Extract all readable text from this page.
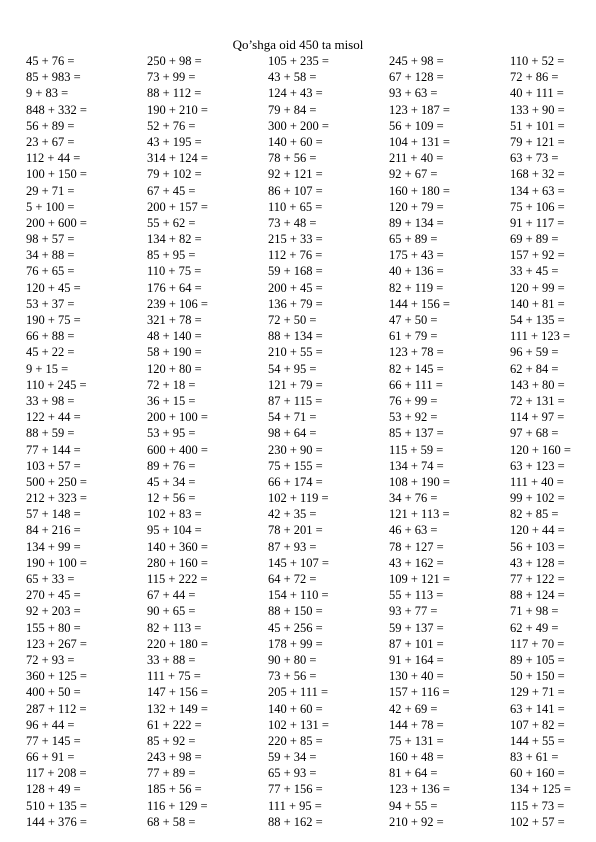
Qo’shga oid 450 ta misol
45 + 76 =
85 + 983 =
9 + 83 =
848 + 332 =
56 + 89 =
23 + 67 =
112 + 44 =
100 + 150 =
29 + 71 =
5 + 100 =
200 + 600 =
98 + 57 =
34 + 88 =
76 + 65 =
120 + 45 =
53 + 37 =
190 + 75 =
66 + 88 =
45 + 22 =
9 + 15 =
110 + 245 =
33 + 98 =
122 + 44 =
88 + 59 =
77 + 144 =
103 + 57 =
500 + 250 =
212 + 323 =
57 + 148 =
84 + 216 =
134 + 99 =
190 + 100 =
65 + 33 =
270 + 45 =
92 + 203 =
155 + 80 =
123 + 267 =
72 + 93 =
360 + 125 =
400 + 50 =
287 + 112 =
96 + 44 =
77 + 145 =
66 + 91 =
117 + 208 =
128 + 49 =
510 + 135 =
144 + 376 =
250 + 98 =
73 + 99 =
88 + 112 =
190 + 210 =
52 + 76 =
43 + 195 =
314 + 124 =
79 + 102 =
67 + 45 =
200 + 157 =
55 + 62 =
134 + 82 =
85 + 95 =
110 + 75 =
176 + 64 =
239 + 106 =
321 + 78 =
48 + 140 =
58 + 190 =
120 + 80 =
72 + 18 =
36 + 15 =
200 + 100 =
53 + 95 =
600 + 400 =
89 + 76 =
45 + 34 =
12 + 56 =
102 + 83 =
95 + 104 =
140 + 360 =
280 + 160 =
115 + 222 =
67 + 44 =
90 + 65 =
82 + 113 =
220 + 180 =
33 + 88 =
111 + 75 =
147 + 156 =
132 + 149 =
61 + 222 =
85 + 92 =
243 + 98 =
77 + 89 =
185 + 56 =
116 + 129 =
68 + 58 =
105 + 235 =
43 + 58 =
124 + 43 =
79 + 84 =
300 + 200 =
140 + 60 =
78 + 56 =
92 + 121 =
86 + 107 =
110 + 65 =
73 + 48 =
215 + 33 =
112 + 76 =
59 + 168 =
200 + 45 =
136 + 79 =
72 + 50 =
88 + 134 =
210 + 55 =
54 + 95 =
121 + 79 =
87 + 115 =
54 + 71 =
98 + 64 =
230 + 90 =
75 + 155 =
66 + 174 =
102 + 119 =
42 + 35 =
78 + 201 =
87 + 93 =
145 + 107 =
64 + 72 =
154 + 110 =
88 + 150 =
45 + 256 =
178 + 99 =
90 + 80 =
73 + 56 =
205 + 111 =
140 + 60 =
102 + 131 =
220 + 85 =
59 + 34 =
65 + 93 =
77 + 156 =
111 + 95 =
88 + 162 =
245 + 98 =
67 + 128 =
93 + 63 =
123 + 187 =
56 + 109 =
104 + 131 =
211 + 40 =
92 + 67 =
160 + 180 =
120 + 79 =
89 + 134 =
65 + 89 =
175 + 43 =
40 + 136 =
82 + 119 =
144 + 156 =
47 + 50 =
61 + 79 =
123 + 78 =
82 + 145 =
66 + 111 =
76 + 99 =
53 + 92 =
85 + 137 =
115 + 59 =
134 + 74 =
108 + 190 =
34 + 76 =
121 + 113 =
46 + 63 =
78 + 127 =
43 + 162 =
109 + 121 =
55 + 113 =
93 + 77 =
59 + 137 =
87 + 101 =
91 + 164 =
130 + 40 =
157 + 116 =
42 + 69 =
144 + 78 =
75 + 131 =
160 + 48 =
81 + 64 =
123 + 136 =
94 + 55 =
210 + 92 =
110 + 52 =
72 + 86 =
40 + 111 =
133 + 90 =
51 + 101 =
79 + 121 =
63 + 73 =
168 + 32 =
134 + 63 =
75 + 106 =
91 + 117 =
69 + 89 =
157 + 92 =
33 + 45 =
120 + 99 =
140 + 81 =
54 + 135 =
111 + 123 =
96 + 59 =
62 + 84 =
143 + 80 =
72 + 131 =
114 + 97 =
97 + 68 =
120 + 160 =
63 + 123 =
111 + 40 =
99 + 102 =
82 + 85 =
120 + 44 =
56 + 103 =
43 + 128 =
77 + 122 =
88 + 124 =
71 + 98 =
62 + 49 =
117 + 70 =
89 + 105 =
50 + 150 =
129 + 71 =
63 + 141 =
107 + 82 =
144 + 55 =
83 + 61 =
60 + 160 =
134 + 125 =
115 + 73 =
102 + 57 =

# # # # # # #

**JOB**. Repeat all of the data above word for word, minus the pictures.

**SOLUTION FOR THIS EXERCISE**.
Extract all readable text from this page.
Qo’shga oid 450 ta misol
45 + 76 =
85 + 983 =
9 + 83 =
848 + 332 =
56 + 89 =
23 + 67 =
112 + 44 =
100 + 150 =
29 + 71 =
5 + 100 =
200 + 600 =
98 + 57 =
34 + 88 =
76 + 65 =
120 + 45 =
53 + 37 =
190 + 75 =
66 + 88 =
45 + 22 =
9 + 15 =
110 + 245 =
33 + 98 =
122 + 44 =
88 + 59 =
77 + 144 =
103 + 57 =
500 + 250 =
212 + 323 =
57 + 148 =
84 + 216 =
134 + 99 =
190 + 100 =
65 + 33 =
270 + 45 =
92 + 203 =
155 + 80 =
123 + 267 =
72 + 93 =
360 + 125 =
400 + 50 =
287 + 112 =
96 + 44 =
77 + 145 =
66 + 91 =
117 + 208 =
128 + 49 =
510 + 135 =
144 + 376 =
250 + 98 =
73 + 99 =
88 + 112 =
190 + 210 =
52 + 76 =
43 + 195 =
314 + 124 =
79 + 102 =
67 + 45 =
200 + 157 =
55 + 62 =
134 + 82 =
85 + 95 =
110 + 75 =
176 + 64 =
239 + 106 =
321 + 78 =
48 + 140 =
58 + 190 =
120 + 80 =
72 + 18 =
36 + 15 =
200 + 100 =
53 + 95 =
600 + 400 =
89 + 76 =
45 + 34 =
12 + 56 =
102 + 83 =
95 + 104 =
140 + 360 =
280 + 160 =
115 + 222 =
67 + 44 =
90 + 65 =
82 + 113 =
220 + 180 =
33 + 88 =
111 + 75 =
147 + 156 =
132 + 149 =
61 + 222 =
85 + 92 =
243 + 98 =
77 + 89 =
185 + 56 =
116 + 129 =
68 + 58 =
105 + 235 =
43 + 58 =
124 + 43 =
79 + 84 =
300 + 200 =
140 + 60 =
78 + 56 =
92 + 121 =
86 + 107 =
110 + 65 =
73 + 48 =
215 + 33 =
112 + 76 =
59 + 168 =
200 + 45 =
136 + 79 =
72 + 50 =
88 + 134 =
210 + 55 =
54 + 95 =
121 + 79 =
87 + 115 =
54 + 71 =
98 + 64 =
230 + 90 =
75 + 155 =
66 + 174 =
102 + 119 =
42 + 35 =
78 + 201 =
87 + 93 =
145 + 107 =
64 + 72 =
154 + 110 =
88 + 150 =
45 + 256 =
178 + 99 =
90 + 80 =
73 + 56 =
205 + 111 =
140 + 60 =
102 + 131 =
220 + 85 =
59 + 34 =
65 + 93 =
77 + 156 =
111 + 95 =
88 + 162 =
245 + 98 =
67 + 128 =
93 + 63 =
123 + 187 =
56 + 109 =
104 + 131 =
211 + 40 =
92 + 67 =
160 + 180 =
120 + 79 =
89 + 134 =
65 + 89 =
175 + 43 =
40 + 136 =
82 + 119 =
144 + 156 =
47 + 50 =
61 + 79 =
123 + 78 =
82 + 145 =
66 + 111 =
76 + 99 =
53 + 92 =
85 + 137 =
115 + 59 =
134 + 74 =
108 + 190 =
34 + 76 =
121 + 113 =
46 + 63 =
78 + 127 =
43 + 162 =
109 + 121 =
55 + 113 =
93 + 77 =
59 + 137 =
87 + 101 =
91 + 164 =
130 + 40 =
157 + 116 =
42 + 69 =
144 + 78 =
75 + 131 =
160 + 48 =
81 + 64 =
123 + 136 =
94 + 55 =
210 + 92 =
110 + 52 =
72 + 86 =
40 + 111 =
133 + 90 =
51 + 101 =
79 + 121 =
63 + 73 =
168 + 32 =
134 + 63 =
75 + 106 =
91 + 117 =
69 + 89 =
157 + 92 =
33 + 45 =
120 + 99 =
140 + 81 =
54 + 135 =
111 + 123 =
96 + 59 =
62 + 84 =
143 + 80 =
72 + 131 =
114 + 97 =
97 + 68 =
120 + 160 =
63 + 123 =
111 + 40 =
99 + 102 =
82 + 85 =
120 + 44 =
56 + 103 =
43 + 128 =
77 + 122 =
88 + 124 =
71 + 98 =
62 + 49 =
117 + 70 =
89 + 105 =
50 + 150 =
129 + 71 =
63 + 141 =
107 + 82 =
144 + 55 =
83 + 61 =
60 + 160 =
134 + 125 =
115 + 73 =
102 + 57 =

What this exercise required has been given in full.